▸ **THE REQUEST**
Establish how many lines in the material include the string "JSON" and report it as a lone number.

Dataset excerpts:
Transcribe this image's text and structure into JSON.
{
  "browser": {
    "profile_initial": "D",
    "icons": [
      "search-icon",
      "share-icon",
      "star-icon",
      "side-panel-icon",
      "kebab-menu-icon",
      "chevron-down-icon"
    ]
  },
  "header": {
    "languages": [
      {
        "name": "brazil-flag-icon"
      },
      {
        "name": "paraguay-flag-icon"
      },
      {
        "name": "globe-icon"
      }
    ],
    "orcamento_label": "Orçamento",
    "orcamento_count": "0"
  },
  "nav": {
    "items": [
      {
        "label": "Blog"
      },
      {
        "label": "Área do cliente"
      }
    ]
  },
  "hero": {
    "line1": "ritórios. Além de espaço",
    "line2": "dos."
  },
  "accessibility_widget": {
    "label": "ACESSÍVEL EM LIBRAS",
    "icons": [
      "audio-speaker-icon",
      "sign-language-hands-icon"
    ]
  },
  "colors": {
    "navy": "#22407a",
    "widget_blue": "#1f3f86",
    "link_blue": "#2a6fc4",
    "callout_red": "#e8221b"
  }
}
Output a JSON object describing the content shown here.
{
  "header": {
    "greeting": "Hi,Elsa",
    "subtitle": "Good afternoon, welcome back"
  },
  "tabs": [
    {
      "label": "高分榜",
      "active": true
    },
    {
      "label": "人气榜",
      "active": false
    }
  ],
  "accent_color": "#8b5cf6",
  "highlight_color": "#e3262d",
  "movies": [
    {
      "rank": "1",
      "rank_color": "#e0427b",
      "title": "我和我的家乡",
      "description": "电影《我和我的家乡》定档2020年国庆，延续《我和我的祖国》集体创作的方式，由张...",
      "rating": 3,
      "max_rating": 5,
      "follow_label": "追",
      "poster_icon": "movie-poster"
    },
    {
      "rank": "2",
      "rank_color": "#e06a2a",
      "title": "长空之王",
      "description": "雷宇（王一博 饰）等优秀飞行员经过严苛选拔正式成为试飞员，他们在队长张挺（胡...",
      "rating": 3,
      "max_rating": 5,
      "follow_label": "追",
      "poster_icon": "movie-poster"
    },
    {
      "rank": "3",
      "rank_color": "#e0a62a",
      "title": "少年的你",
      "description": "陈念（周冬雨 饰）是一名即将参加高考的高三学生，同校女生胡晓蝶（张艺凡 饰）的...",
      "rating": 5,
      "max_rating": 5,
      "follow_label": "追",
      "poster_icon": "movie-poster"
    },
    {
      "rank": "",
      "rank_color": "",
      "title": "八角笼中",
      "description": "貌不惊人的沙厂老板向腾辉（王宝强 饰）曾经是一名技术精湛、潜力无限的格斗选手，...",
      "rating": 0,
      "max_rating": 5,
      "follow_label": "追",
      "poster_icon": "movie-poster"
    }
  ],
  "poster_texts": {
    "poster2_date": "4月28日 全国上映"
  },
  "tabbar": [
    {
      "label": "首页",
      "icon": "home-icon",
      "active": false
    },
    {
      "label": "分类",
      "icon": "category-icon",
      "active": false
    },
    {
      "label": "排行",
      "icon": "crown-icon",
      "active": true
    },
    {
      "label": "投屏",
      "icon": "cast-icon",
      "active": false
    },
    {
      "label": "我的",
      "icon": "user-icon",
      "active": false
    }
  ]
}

▸ **SOLUTION FOR THIS TASK**
2